━━ MATERIAL PROVIDED

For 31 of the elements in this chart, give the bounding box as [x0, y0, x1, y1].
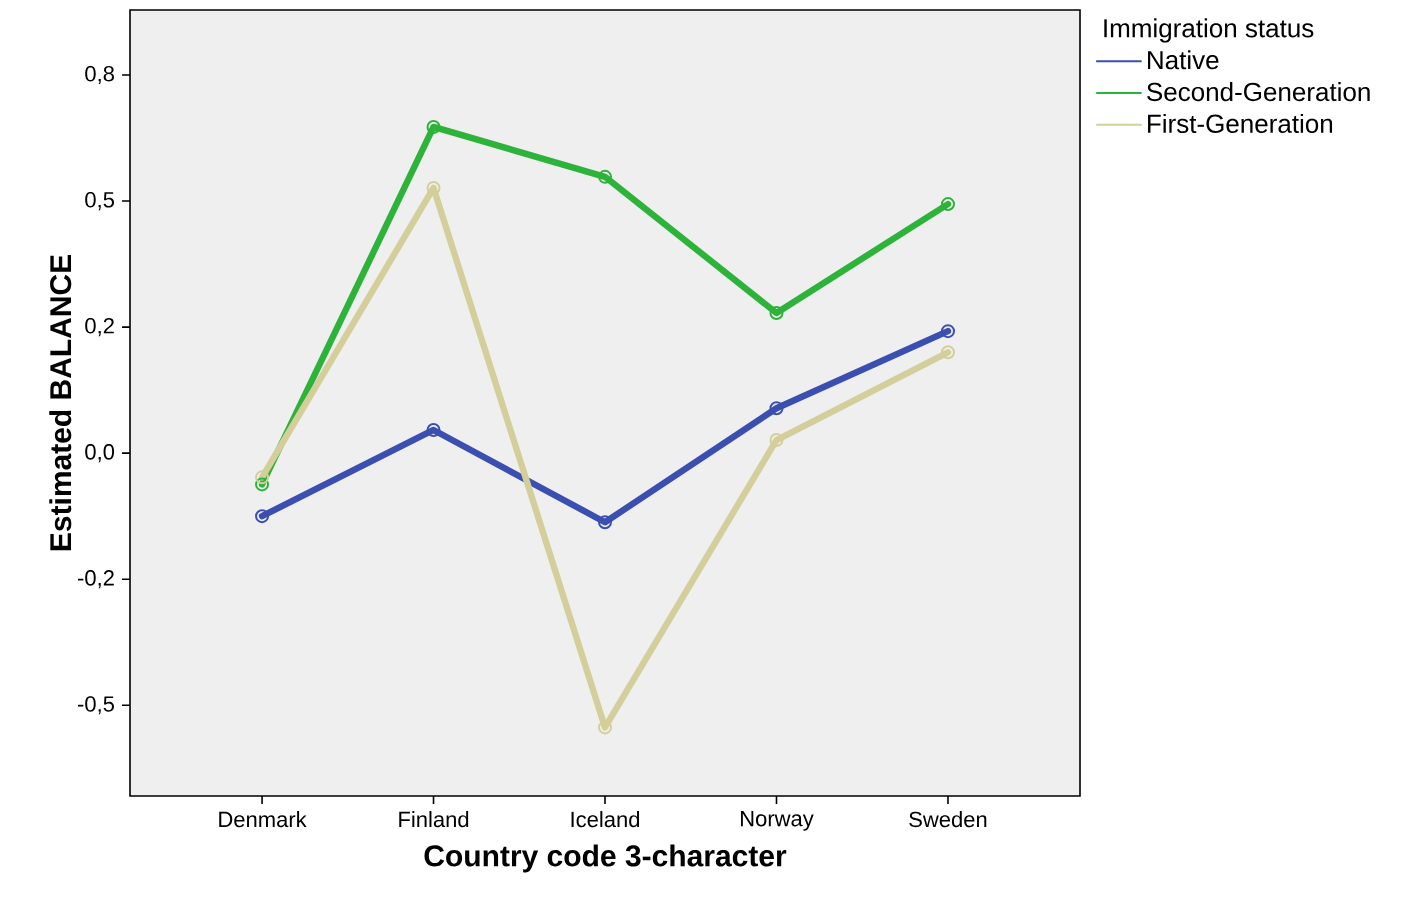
y-tick-label: -0,2	[78, 570, 114, 589]
point	[940, 345, 955, 360]
x-tick-label: Denmark	[219, 811, 307, 828]
point	[255, 509, 270, 524]
y-tick-label: 0,8	[85, 65, 114, 85]
point	[940, 324, 955, 339]
x-tick-label: Norway	[741, 811, 814, 831]
point	[940, 197, 955, 212]
point	[769, 305, 784, 320]
x-tick-label: Finland	[399, 811, 469, 828]
point	[255, 477, 270, 492]
point	[426, 422, 441, 437]
point	[255, 470, 270, 485]
point	[769, 433, 784, 448]
legend-title: Immigration status	[1104, 18, 1314, 43]
point	[426, 119, 441, 134]
y-tick-label: 0,2	[85, 318, 114, 337]
y-tick-label: -0,5	[78, 696, 114, 715]
x-axis-title: Country code 3-character	[424, 844, 787, 873]
point	[598, 515, 613, 530]
point	[426, 180, 441, 195]
legend-label: First-Generation	[1148, 113, 1333, 133]
legend-label: Native	[1148, 50, 1219, 70]
y-axis-title: Estimated BALANCE	[49, 255, 72, 551]
y-tick-label: 0,0	[85, 444, 115, 463]
point	[598, 169, 613, 184]
y-tick-label: 0,5	[85, 191, 114, 211]
point	[769, 401, 784, 416]
legend-label: Second-Generation	[1147, 82, 1370, 102]
x-tick-label: Iceland	[571, 811, 640, 828]
x-tick-label: Sweden	[909, 811, 987, 828]
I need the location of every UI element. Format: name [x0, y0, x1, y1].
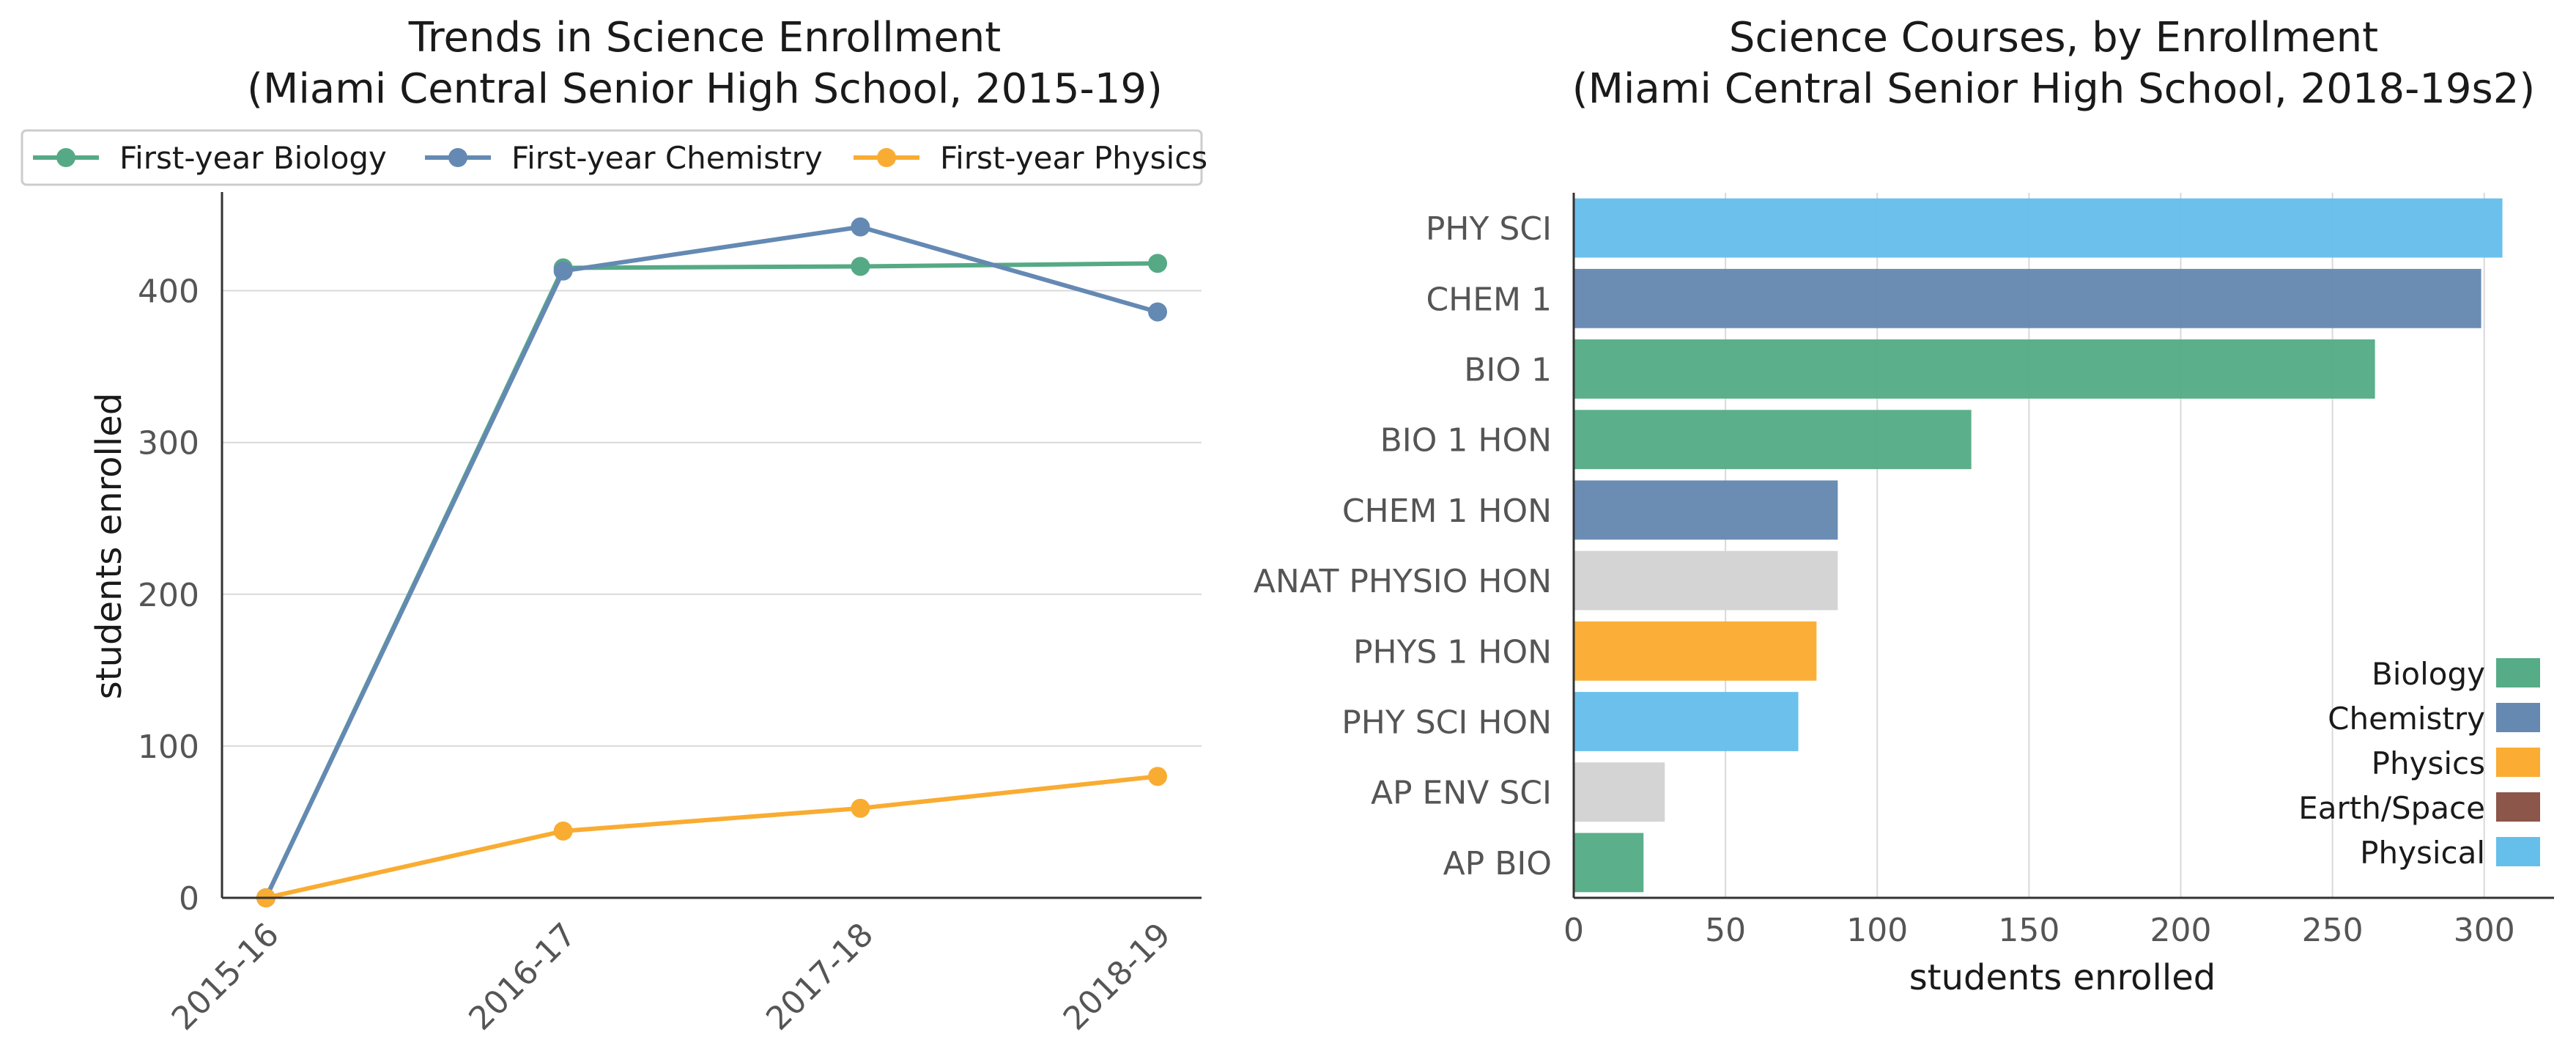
bar [1574, 762, 1665, 822]
bar [1574, 621, 1817, 681]
x-tick-label: 300 [2454, 912, 2515, 949]
category-label: AP ENV SCI [1371, 775, 1552, 812]
legend-label: Earth/Space [2298, 790, 2485, 826]
bar [1574, 339, 2375, 399]
data-point [553, 261, 573, 281]
category-label: CHEM 1 [1426, 281, 1552, 318]
data-point [851, 217, 870, 237]
right-chart-legend: Biology Chemistry Physics Earth/Space Physic… [2298, 656, 2540, 871]
left-chart-subtitle: (Miami Central Senior High School, 2015-… [247, 65, 1163, 113]
bar [1574, 410, 1972, 470]
bar [1574, 550, 1838, 611]
bar [1574, 198, 2503, 258]
legend-swatch-marker [56, 148, 75, 167]
y-tick-labels: 0 100 200 300 400 [138, 273, 199, 918]
legend-swatch [2496, 748, 2540, 777]
series-lines [256, 217, 1167, 907]
category-label: PHY SCI [1426, 210, 1552, 248]
legend-label: First-year Biology [119, 140, 387, 176]
legend-swatch [2496, 658, 2540, 687]
data-point [1148, 254, 1167, 273]
x-tick-labels: 0 50 100 150 200 250 300 [1563, 912, 2515, 949]
data-point [553, 821, 573, 841]
left-y-axis-label: students enrolled [89, 393, 130, 699]
legend-swatch [2496, 837, 2540, 866]
category-label: AP BIO [1443, 845, 1552, 882]
category-label: BIO 1 HON [1380, 422, 1552, 460]
data-point [851, 257, 870, 276]
data-point [1148, 767, 1167, 786]
x-tick-label: 50 [1705, 912, 1746, 949]
category-label: ANAT PHYSIO HON [1254, 563, 1552, 600]
y-tick-label: 400 [138, 273, 199, 311]
right-chart-subtitle: (Miami Central Senior High School, 2018-… [1572, 65, 2535, 113]
series-line [265, 774, 1158, 900]
legend-label: First-year Physics [940, 140, 1207, 176]
category-labels: PHY SCI CHEM 1 BIO 1 BIO 1 HON CHEM 1 HON ANA… [1254, 210, 1552, 882]
category-label: PHYS 1 HON [1353, 633, 1552, 671]
data-point [851, 798, 870, 818]
x-tick-label: 100 [1846, 912, 1908, 949]
x-tick-label: 250 [2302, 912, 2364, 949]
legend-swatch [2496, 703, 2540, 732]
y-tick-label: 100 [138, 729, 199, 766]
bars [1574, 198, 2503, 893]
legend-frame [21, 129, 1203, 186]
legend-swatch-marker [877, 148, 896, 167]
y-tick-label: 300 [138, 425, 199, 462]
bar [1574, 692, 1799, 751]
category-label: PHY SCI HON [1341, 704, 1552, 742]
right-x-axis-label: students enrolled [1909, 957, 2216, 998]
left-chart-legend: First-year Biology First-year Chemistry Fi… [21, 129, 1207, 186]
legend-swatch-marker [448, 148, 467, 167]
y-gridlines [222, 290, 1202, 747]
bar [1574, 480, 1838, 540]
legend-label: First-year Chemistry [511, 140, 823, 176]
x-tick-label: 200 [2150, 912, 2211, 949]
data-point [1148, 302, 1167, 322]
legend-swatch [2496, 792, 2540, 822]
bar [1574, 268, 2481, 328]
legend-label: Physics [2372, 745, 2485, 781]
x-tick-label: 150 [1998, 912, 2059, 949]
right-chart-title: Science Courses, by Enrollment [1729, 14, 2378, 62]
category-label: BIO 1 [1464, 352, 1552, 389]
course-enrollment-chart: Science Courses, by Enrollment (Miami Ce… [1254, 14, 2554, 998]
bar [1574, 833, 1644, 893]
y-tick-label: 0 [179, 880, 199, 918]
legend-label: Physical [2360, 835, 2485, 871]
legend-label: Biology [2372, 656, 2485, 692]
left-chart-title: Trends in Science Enrollment [408, 14, 1001, 62]
category-label: CHEM 1 HON [1342, 493, 1552, 530]
series-line [264, 224, 1158, 899]
y-tick-label: 200 [138, 577, 199, 614]
enrollment-trend-chart: Trends in Science Enrollment (Miami Cent… [21, 14, 1207, 1038]
x-tick-label: 0 [1563, 912, 1584, 949]
legend-label: Chemistry [2328, 701, 2485, 737]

━━━━

◆ GOAL OF THE EXERCISE
Could you echo back the records from the line with "570, 114, 589]" to the line with "169, 613, 184]", both included, with each line reproduced unchanged?

◆ RESULT FOR THIS EXERCISE
y-tick-label: -0,2	[78, 570, 114, 589]
point	[940, 345, 955, 360]
x-tick-label: Denmark	[219, 811, 307, 828]
point	[255, 509, 270, 524]
y-tick-label: 0,8	[85, 65, 114, 85]
point	[940, 324, 955, 339]
x-tick-label: Norway	[741, 811, 814, 831]
point	[940, 197, 955, 212]
point	[769, 305, 784, 320]
x-tick-label: Finland	[399, 811, 469, 828]
point	[255, 477, 270, 492]
point	[426, 422, 441, 437]
point	[255, 470, 270, 485]
point	[769, 433, 784, 448]
legend-title: Immigration status	[1104, 18, 1314, 43]
point	[426, 119, 441, 134]
y-tick-label: 0,2	[85, 318, 114, 337]
y-tick-label: -0,5	[78, 696, 114, 715]
x-axis-title: Country code 3-character	[424, 844, 787, 873]
point	[598, 515, 613, 530]
point	[426, 180, 441, 195]
legend-label: First-Generation	[1148, 113, 1333, 133]
legend-label: Native	[1148, 50, 1219, 70]
y-axis-title: Estimated BALANCE	[49, 255, 72, 551]
y-tick-label: 0,0	[85, 444, 115, 463]
point	[598, 169, 613, 184]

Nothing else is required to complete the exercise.